TASK OBJECTIVE>
Pictures aside, write out every record exactly as it appears.

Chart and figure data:
****

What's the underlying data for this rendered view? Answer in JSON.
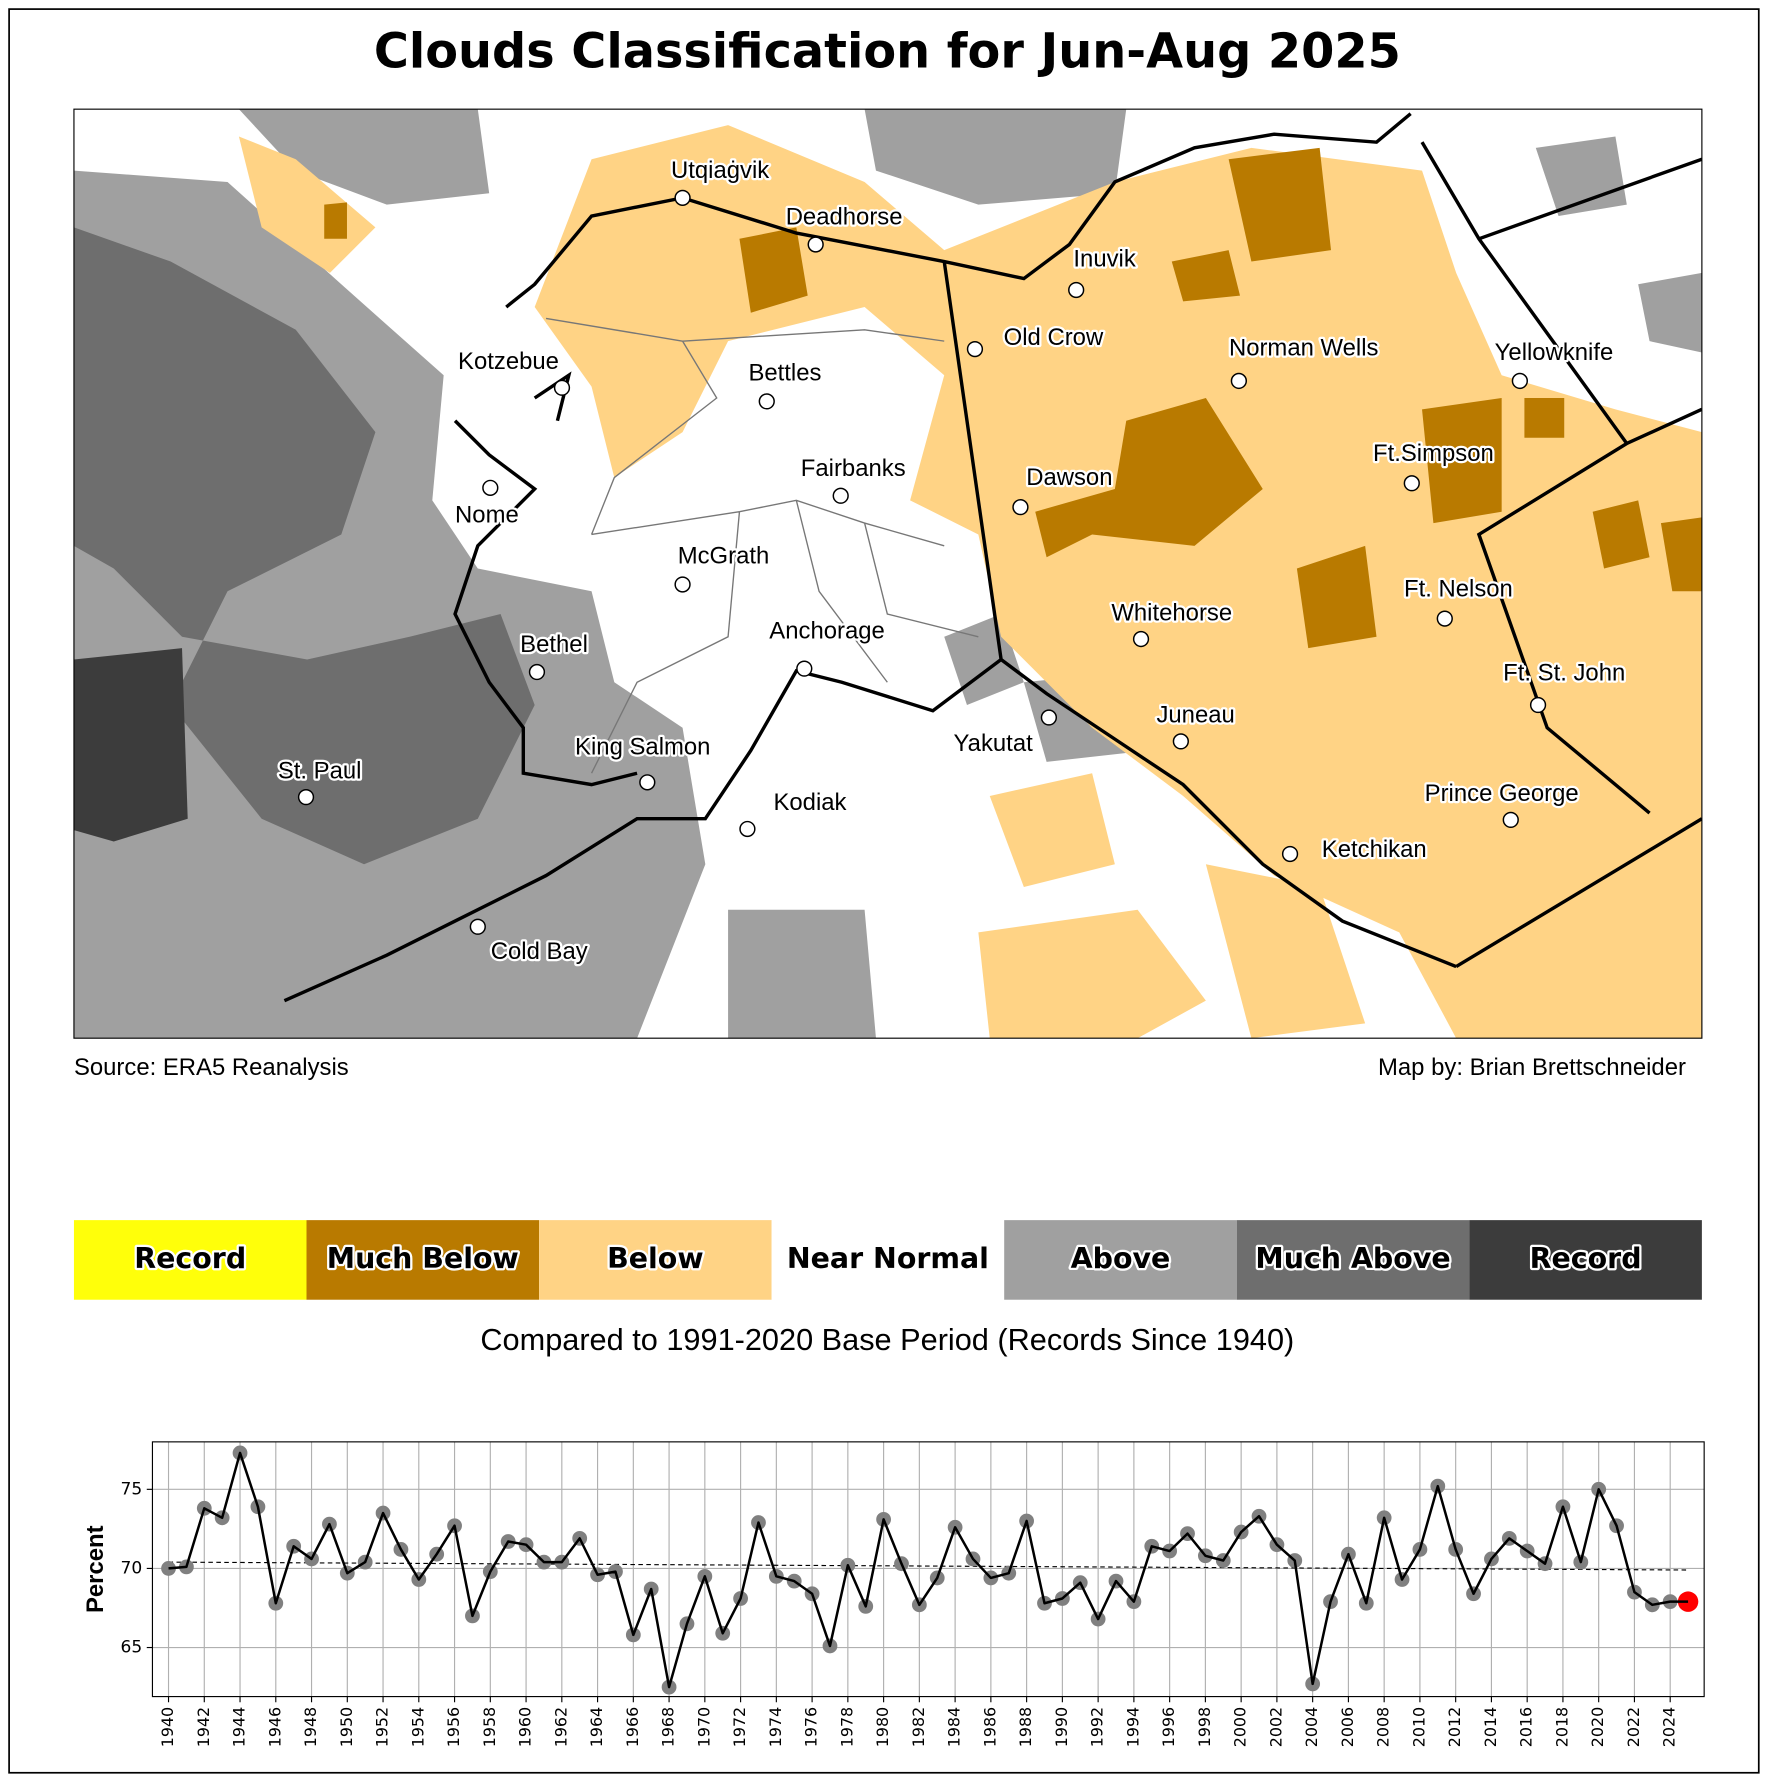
{
  "title": "Clouds Classification for Jun-Aug 2025",
  "source": "Source: ERA5 Reanalysis",
  "credit": "Map by: Brian Brettschneider",
  "cities": [
    "Utqiaġvik",
    "Deadhorse",
    "Inuvik",
    "Old Crow",
    "Norman Wells",
    "Yellowknife",
    "Kotzebue",
    "Bettles",
    "Fairbanks",
    "Nome",
    "Dawson",
    "Ft.Simpson",
    "McGrath",
    "Ft. Nelson",
    "Whitehorse",
    "Anchorage",
    "Bethel",
    "Ft. St. John",
    "Yakutat",
    "Juneau",
    "King Salmon",
    "St. Paul",
    "Prince George",
    "Kodiak",
    "Ketchikan",
    "Cold Bay"
  ],
  "legend": {
    "items": [
      {
        "label": "Record",
        "color": "#ffff0a"
      },
      {
        "label": "Much Below",
        "color": "#b97a00"
      },
      {
        "label": "Below",
        "color": "#ffd385"
      },
      {
        "label": "Near Normal",
        "color": "#ffffff"
      },
      {
        "label": "Above",
        "color": "#a0a0a0"
      },
      {
        "label": "Much Above",
        "color": "#6e6e6e"
      },
      {
        "label": "Record",
        "color": "#3c3c3c"
      }
    ],
    "note": "Compared to 1991-2020 Base Period   (Records Since 1940)"
  },
  "chart_data": {
    "type": "line",
    "y_label": "Percent",
    "x": [
      1940,
      1941,
      1942,
      1943,
      1944,
      1945,
      1946,
      1947,
      1948,
      1949,
      1950,
      1951,
      1952,
      1953,
      1954,
      1955,
      1956,
      1957,
      1958,
      1959,
      1960,
      1961,
      1962,
      1963,
      1964,
      1965,
      1966,
      1967,
      1968,
      1969,
      1970,
      1971,
      1972,
      1973,
      1974,
      1975,
      1976,
      1977,
      1978,
      1979,
      1980,
      1981,
      1982,
      1983,
      1984,
      1985,
      1986,
      1987,
      1988,
      1989,
      1990,
      1991,
      1992,
      1993,
      1994,
      1995,
      1996,
      1997,
      1998,
      1999,
      2000,
      2001,
      2002,
      2003,
      2004,
      2005,
      2006,
      2007,
      2008,
      2009,
      2010,
      2011,
      2012,
      2013,
      2014,
      2015,
      2016,
      2017,
      2018,
      2019,
      2020,
      2021,
      2022,
      2023,
      2024,
      2025
    ],
    "values": [
      70.0,
      70.1,
      73.8,
      73.2,
      77.3,
      73.9,
      67.8,
      71.4,
      70.6,
      72.8,
      69.7,
      70.4,
      73.5,
      71.2,
      69.3,
      70.9,
      72.7,
      67.0,
      69.8,
      71.7,
      71.5,
      70.4,
      70.4,
      71.9,
      69.6,
      69.8,
      65.8,
      68.7,
      62.5,
      66.5,
      69.5,
      65.9,
      68.1,
      72.9,
      69.5,
      69.2,
      68.4,
      65.1,
      70.2,
      67.6,
      73.1,
      70.3,
      67.7,
      69.4,
      72.6,
      70.6,
      69.4,
      69.7,
      73.0,
      67.8,
      68.1,
      69.1,
      66.8,
      69.2,
      67.9,
      71.4,
      71.1,
      72.2,
      70.8,
      70.5,
      72.3,
      73.3,
      71.5,
      70.5,
      62.7,
      67.9,
      70.9,
      67.8,
      73.2,
      69.3,
      71.2,
      75.2,
      71.2,
      68.4,
      70.6,
      71.9,
      71.1,
      70.3,
      73.9,
      70.4,
      75.0,
      72.7,
      68.5,
      67.7,
      67.9,
      67.9
    ],
    "color": "#000000",
    "marker_color": "#808080",
    "highlight_color": "#ff0000",
    "trend": {
      "x": [
        1940,
        2025
      ],
      "values": [
        70.4,
        69.9
      ]
    },
    "xlim": [
      1939.1,
      2025.9
    ],
    "ylim": [
      61.9,
      78.0
    ],
    "xticks": [
      1940,
      1942,
      1944,
      1946,
      1948,
      1950,
      1952,
      1954,
      1956,
      1958,
      1960,
      1962,
      1964,
      1966,
      1968,
      1970,
      1972,
      1974,
      1976,
      1978,
      1980,
      1982,
      1984,
      1986,
      1988,
      1990,
      1992,
      1994,
      1996,
      1998,
      2000,
      2002,
      2004,
      2006,
      2008,
      2010,
      2012,
      2014,
      2016,
      2018,
      2020,
      2022,
      2024
    ],
    "yticks": [
      65,
      70,
      75
    ],
    "grid": true
  }
}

****

FINAL RESULT>
What's the underlying data for this rendered view? Answer in JSON.
{
  "title": "Clouds Classification for Jun-Aug 2025",
  "source": "Source: ERA5 Reanalysis",
  "credit": "Map by: Brian Brettschneider",
  "cities": [
    "Utqiaġvik",
    "Deadhorse",
    "Inuvik",
    "Old Crow",
    "Norman Wells",
    "Yellowknife",
    "Kotzebue",
    "Bettles",
    "Fairbanks",
    "Nome",
    "Dawson",
    "Ft.Simpson",
    "McGrath",
    "Ft. Nelson",
    "Whitehorse",
    "Anchorage",
    "Bethel",
    "Ft. St. John",
    "Yakutat",
    "Juneau",
    "King Salmon",
    "St. Paul",
    "Prince George",
    "Kodiak",
    "Ketchikan",
    "Cold Bay"
  ],
  "legend": {
    "items": [
      {
        "label": "Record",
        "color": "#ffff0a"
      },
      {
        "label": "Much Below",
        "color": "#b97a00"
      },
      {
        "label": "Below",
        "color": "#ffd385"
      },
      {
        "label": "Near Normal",
        "color": "#ffffff"
      },
      {
        "label": "Above",
        "color": "#a0a0a0"
      },
      {
        "label": "Much Above",
        "color": "#6e6e6e"
      },
      {
        "label": "Record",
        "color": "#3c3c3c"
      }
    ],
    "note": "Compared to 1991-2020 Base Period   (Records Since 1940)"
  },
  "chart_data": {
    "type": "line",
    "y_label": "Percent",
    "x": [
      1940,
      1941,
      1942,
      1943,
      1944,
      1945,
      1946,
      1947,
      1948,
      1949,
      1950,
      1951,
      1952,
      1953,
      1954,
      1955,
      1956,
      1957,
      1958,
      1959,
      1960,
      1961,
      1962,
      1963,
      1964,
      1965,
      1966,
      1967,
      1968,
      1969,
      1970,
      1971,
      1972,
      1973,
      1974,
      1975,
      1976,
      1977,
      1978,
      1979,
      1980,
      1981,
      1982,
      1983,
      1984,
      1985,
      1986,
      1987,
      1988,
      1989,
      1990,
      1991,
      1992,
      1993,
      1994,
      1995,
      1996,
      1997,
      1998,
      1999,
      2000,
      2001,
      2002,
      2003,
      2004,
      2005,
      2006,
      2007,
      2008,
      2009,
      2010,
      2011,
      2012,
      2013,
      2014,
      2015,
      2016,
      2017,
      2018,
      2019,
      2020,
      2021,
      2022,
      2023,
      2024,
      2025
    ],
    "values": [
      70.0,
      70.1,
      73.8,
      73.2,
      77.3,
      73.9,
      67.8,
      71.4,
      70.6,
      72.8,
      69.7,
      70.4,
      73.5,
      71.2,
      69.3,
      70.9,
      72.7,
      67.0,
      69.8,
      71.7,
      71.5,
      70.4,
      70.4,
      71.9,
      69.6,
      69.8,
      65.8,
      68.7,
      62.5,
      66.5,
      69.5,
      65.9,
      68.1,
      72.9,
      69.5,
      69.2,
      68.4,
      65.1,
      70.2,
      67.6,
      73.1,
      70.3,
      67.7,
      69.4,
      72.6,
      70.6,
      69.4,
      69.7,
      73.0,
      67.8,
      68.1,
      69.1,
      66.8,
      69.2,
      67.9,
      71.4,
      71.1,
      72.2,
      70.8,
      70.5,
      72.3,
      73.3,
      71.5,
      70.5,
      62.7,
      67.9,
      70.9,
      67.8,
      73.2,
      69.3,
      71.2,
      75.2,
      71.2,
      68.4,
      70.6,
      71.9,
      71.1,
      70.3,
      73.9,
      70.4,
      75.0,
      72.7,
      68.5,
      67.7,
      67.9,
      67.9
    ],
    "color": "#000000",
    "marker_color": "#808080",
    "highlight_color": "#ff0000",
    "trend": {
      "x": [
        1940,
        2025
      ],
      "values": [
        70.4,
        69.9
      ]
    },
    "xlim": [
      1939.1,
      2025.9
    ],
    "ylim": [
      61.9,
      78.0
    ],
    "xticks": [
      1940,
      1942,
      1944,
      1946,
      1948,
      1950,
      1952,
      1954,
      1956,
      1958,
      1960,
      1962,
      1964,
      1966,
      1968,
      1970,
      1972,
      1974,
      1976,
      1978,
      1980,
      1982,
      1984,
      1986,
      1988,
      1990,
      1992,
      1994,
      1996,
      1998,
      2000,
      2002,
      2004,
      2006,
      2008,
      2010,
      2012,
      2014,
      2016,
      2018,
      2020,
      2022,
      2024
    ],
    "yticks": [
      65,
      70,
      75
    ],
    "grid": true
  }
}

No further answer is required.